** AIM **
Pictures should be excluded; otherwise, copy every entry exactly.

*****

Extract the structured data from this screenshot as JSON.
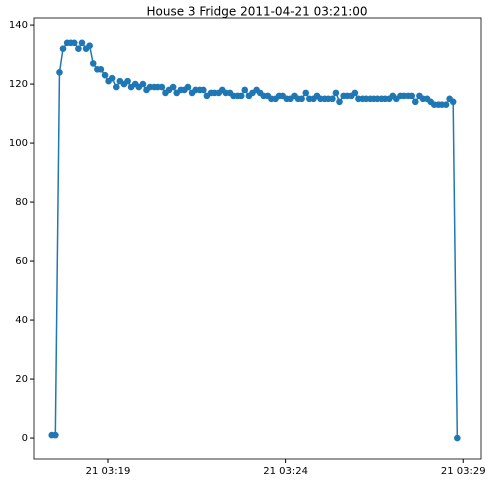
{
  "chart_data": {
    "type": "line",
    "title": "House 3 Fridge 2011-04-21 03:21:00",
    "x": [
      "2011-04-21 03:17:25",
      "2011-04-21 03:17:31",
      "2011-04-21 03:17:38",
      "2011-04-21 03:17:44",
      "2011-04-21 03:17:51",
      "2011-04-21 03:17:57",
      "2011-04-21 03:18:03",
      "2011-04-21 03:18:10",
      "2011-04-21 03:18:16",
      "2011-04-21 03:18:23",
      "2011-04-21 03:18:29",
      "2011-04-21 03:18:35",
      "2011-04-21 03:18:42",
      "2011-04-21 03:18:48",
      "2011-04-21 03:18:55",
      "2011-04-21 03:19:01",
      "2011-04-21 03:19:07",
      "2011-04-21 03:19:14",
      "2011-04-21 03:19:20",
      "2011-04-21 03:19:27",
      "2011-04-21 03:19:33",
      "2011-04-21 03:19:39",
      "2011-04-21 03:19:46",
      "2011-04-21 03:19:52",
      "2011-04-21 03:19:59",
      "2011-04-21 03:20:05",
      "2011-04-21 03:20:11",
      "2011-04-21 03:20:18",
      "2011-04-21 03:20:24",
      "2011-04-21 03:20:31",
      "2011-04-21 03:20:37",
      "2011-04-21 03:20:43",
      "2011-04-21 03:20:50",
      "2011-04-21 03:20:56",
      "2011-04-21 03:21:03",
      "2011-04-21 03:21:09",
      "2011-04-21 03:21:15",
      "2011-04-21 03:21:22",
      "2011-04-21 03:21:28",
      "2011-04-21 03:21:35",
      "2011-04-21 03:21:41",
      "2011-04-21 03:21:47",
      "2011-04-21 03:21:54",
      "2011-04-21 03:22:00",
      "2011-04-21 03:22:07",
      "2011-04-21 03:22:13",
      "2011-04-21 03:22:19",
      "2011-04-21 03:22:26",
      "2011-04-21 03:22:32",
      "2011-04-21 03:22:39",
      "2011-04-21 03:22:45",
      "2011-04-21 03:22:51",
      "2011-04-21 03:22:58",
      "2011-04-21 03:23:04",
      "2011-04-21 03:23:11",
      "2011-04-21 03:23:17",
      "2011-04-21 03:23:23",
      "2011-04-21 03:23:30",
      "2011-04-21 03:23:36",
      "2011-04-21 03:23:43",
      "2011-04-21 03:23:49",
      "2011-04-21 03:23:55",
      "2011-04-21 03:24:02",
      "2011-04-21 03:24:08",
      "2011-04-21 03:24:15",
      "2011-04-21 03:24:21",
      "2011-04-21 03:24:27",
      "2011-04-21 03:24:34",
      "2011-04-21 03:24:40",
      "2011-04-21 03:24:47",
      "2011-04-21 03:24:53",
      "2011-04-21 03:24:59",
      "2011-04-21 03:25:06",
      "2011-04-21 03:25:12",
      "2011-04-21 03:25:19",
      "2011-04-21 03:25:25",
      "2011-04-21 03:25:31",
      "2011-04-21 03:25:38",
      "2011-04-21 03:25:44",
      "2011-04-21 03:25:51",
      "2011-04-21 03:25:57",
      "2011-04-21 03:26:03",
      "2011-04-21 03:26:10",
      "2011-04-21 03:26:16",
      "2011-04-21 03:26:23",
      "2011-04-21 03:26:29",
      "2011-04-21 03:26:35",
      "2011-04-21 03:26:42",
      "2011-04-21 03:26:48",
      "2011-04-21 03:26:55",
      "2011-04-21 03:27:01",
      "2011-04-21 03:27:07",
      "2011-04-21 03:27:14",
      "2011-04-21 03:27:20",
      "2011-04-21 03:27:27",
      "2011-04-21 03:27:33",
      "2011-04-21 03:27:39",
      "2011-04-21 03:27:46",
      "2011-04-21 03:27:52",
      "2011-04-21 03:27:59",
      "2011-04-21 03:28:05",
      "2011-04-21 03:28:11",
      "2011-04-21 03:28:18",
      "2011-04-21 03:28:24",
      "2011-04-21 03:28:31",
      "2011-04-21 03:28:37",
      "2011-04-21 03:28:43",
      "2011-04-21 03:28:50"
    ],
    "values": [
      1,
      1,
      124,
      132,
      134,
      134,
      134,
      132,
      134,
      132,
      133,
      127,
      125,
      125,
      123,
      121,
      122,
      119,
      121,
      120,
      121,
      119,
      120,
      119,
      120,
      118,
      119,
      119,
      119,
      119,
      117,
      118,
      119,
      117,
      118,
      118,
      119,
      117,
      118,
      118,
      118,
      116,
      117,
      117,
      117,
      118,
      117,
      117,
      116,
      116,
      116,
      118,
      116,
      117,
      118,
      117,
      116,
      116,
      115,
      115,
      116,
      116,
      115,
      115,
      116,
      115,
      115,
      117,
      115,
      115,
      116,
      115,
      115,
      115,
      115,
      117,
      114,
      116,
      116,
      116,
      117,
      115,
      115,
      115,
      115,
      115,
      115,
      115,
      115,
      115,
      116,
      115,
      116,
      116,
      116,
      116,
      114,
      116,
      115,
      115,
      114,
      113,
      113,
      113,
      113,
      115,
      114,
      0
    ],
    "color": "#1f77b4",
    "xlim": [
      "2011-04-21 03:16:55",
      "2011-04-21 03:29:30"
    ],
    "xticks": [
      {
        "value": "2011-04-21 03:19:00",
        "label": "21 03:19"
      },
      {
        "value": "2011-04-21 03:24:00",
        "label": "21 03:24"
      },
      {
        "value": "2011-04-21 03:29:00",
        "label": "21 03:29"
      }
    ],
    "ylim": [
      -7.1,
      142.4
    ],
    "yticks": [
      0,
      20,
      40,
      60,
      80,
      100,
      120,
      140
    ],
    "grid": false
  }
}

*****

** ANSWER TO THIS EXERCISE **
Extract the structured data from this screenshot as JSON.
{
  "chart_data": {
    "type": "line",
    "title": "House 3 Fridge 2011-04-21 03:21:00",
    "x": [
      "2011-04-21 03:17:25",
      "2011-04-21 03:17:31",
      "2011-04-21 03:17:38",
      "2011-04-21 03:17:44",
      "2011-04-21 03:17:51",
      "2011-04-21 03:17:57",
      "2011-04-21 03:18:03",
      "2011-04-21 03:18:10",
      "2011-04-21 03:18:16",
      "2011-04-21 03:18:23",
      "2011-04-21 03:18:29",
      "2011-04-21 03:18:35",
      "2011-04-21 03:18:42",
      "2011-04-21 03:18:48",
      "2011-04-21 03:18:55",
      "2011-04-21 03:19:01",
      "2011-04-21 03:19:07",
      "2011-04-21 03:19:14",
      "2011-04-21 03:19:20",
      "2011-04-21 03:19:27",
      "2011-04-21 03:19:33",
      "2011-04-21 03:19:39",
      "2011-04-21 03:19:46",
      "2011-04-21 03:19:52",
      "2011-04-21 03:19:59",
      "2011-04-21 03:20:05",
      "2011-04-21 03:20:11",
      "2011-04-21 03:20:18",
      "2011-04-21 03:20:24",
      "2011-04-21 03:20:31",
      "2011-04-21 03:20:37",
      "2011-04-21 03:20:43",
      "2011-04-21 03:20:50",
      "2011-04-21 03:20:56",
      "2011-04-21 03:21:03",
      "2011-04-21 03:21:09",
      "2011-04-21 03:21:15",
      "2011-04-21 03:21:22",
      "2011-04-21 03:21:28",
      "2011-04-21 03:21:35",
      "2011-04-21 03:21:41",
      "2011-04-21 03:21:47",
      "2011-04-21 03:21:54",
      "2011-04-21 03:22:00",
      "2011-04-21 03:22:07",
      "2011-04-21 03:22:13",
      "2011-04-21 03:22:19",
      "2011-04-21 03:22:26",
      "2011-04-21 03:22:32",
      "2011-04-21 03:22:39",
      "2011-04-21 03:22:45",
      "2011-04-21 03:22:51",
      "2011-04-21 03:22:58",
      "2011-04-21 03:23:04",
      "2011-04-21 03:23:11",
      "2011-04-21 03:23:17",
      "2011-04-21 03:23:23",
      "2011-04-21 03:23:30",
      "2011-04-21 03:23:36",
      "2011-04-21 03:23:43",
      "2011-04-21 03:23:49",
      "2011-04-21 03:23:55",
      "2011-04-21 03:24:02",
      "2011-04-21 03:24:08",
      "2011-04-21 03:24:15",
      "2011-04-21 03:24:21",
      "2011-04-21 03:24:27",
      "2011-04-21 03:24:34",
      "2011-04-21 03:24:40",
      "2011-04-21 03:24:47",
      "2011-04-21 03:24:53",
      "2011-04-21 03:24:59",
      "2011-04-21 03:25:06",
      "2011-04-21 03:25:12",
      "2011-04-21 03:25:19",
      "2011-04-21 03:25:25",
      "2011-04-21 03:25:31",
      "2011-04-21 03:25:38",
      "2011-04-21 03:25:44",
      "2011-04-21 03:25:51",
      "2011-04-21 03:25:57",
      "2011-04-21 03:26:03",
      "2011-04-21 03:26:10",
      "2011-04-21 03:26:16",
      "2011-04-21 03:26:23",
      "2011-04-21 03:26:29",
      "2011-04-21 03:26:35",
      "2011-04-21 03:26:42",
      "2011-04-21 03:26:48",
      "2011-04-21 03:26:55",
      "2011-04-21 03:27:01",
      "2011-04-21 03:27:07",
      "2011-04-21 03:27:14",
      "2011-04-21 03:27:20",
      "2011-04-21 03:27:27",
      "2011-04-21 03:27:33",
      "2011-04-21 03:27:39",
      "2011-04-21 03:27:46",
      "2011-04-21 03:27:52",
      "2011-04-21 03:27:59",
      "2011-04-21 03:28:05",
      "2011-04-21 03:28:11",
      "2011-04-21 03:28:18",
      "2011-04-21 03:28:24",
      "2011-04-21 03:28:31",
      "2011-04-21 03:28:37",
      "2011-04-21 03:28:43",
      "2011-04-21 03:28:50"
    ],
    "values": [
      1,
      1,
      124,
      132,
      134,
      134,
      134,
      132,
      134,
      132,
      133,
      127,
      125,
      125,
      123,
      121,
      122,
      119,
      121,
      120,
      121,
      119,
      120,
      119,
      120,
      118,
      119,
      119,
      119,
      119,
      117,
      118,
      119,
      117,
      118,
      118,
      119,
      117,
      118,
      118,
      118,
      116,
      117,
      117,
      117,
      118,
      117,
      117,
      116,
      116,
      116,
      118,
      116,
      117,
      118,
      117,
      116,
      116,
      115,
      115,
      116,
      116,
      115,
      115,
      116,
      115,
      115,
      117,
      115,
      115,
      116,
      115,
      115,
      115,
      115,
      117,
      114,
      116,
      116,
      116,
      117,
      115,
      115,
      115,
      115,
      115,
      115,
      115,
      115,
      115,
      116,
      115,
      116,
      116,
      116,
      116,
      114,
      116,
      115,
      115,
      114,
      113,
      113,
      113,
      113,
      115,
      114,
      0
    ],
    "color": "#1f77b4",
    "xlim": [
      "2011-04-21 03:16:55",
      "2011-04-21 03:29:30"
    ],
    "xticks": [
      {
        "value": "2011-04-21 03:19:00",
        "label": "21 03:19"
      },
      {
        "value": "2011-04-21 03:24:00",
        "label": "21 03:24"
      },
      {
        "value": "2011-04-21 03:29:00",
        "label": "21 03:29"
      }
    ],
    "ylim": [
      -7.1,
      142.4
    ],
    "yticks": [
      0,
      20,
      40,
      60,
      80,
      100,
      120,
      140
    ],
    "grid": false
  }
}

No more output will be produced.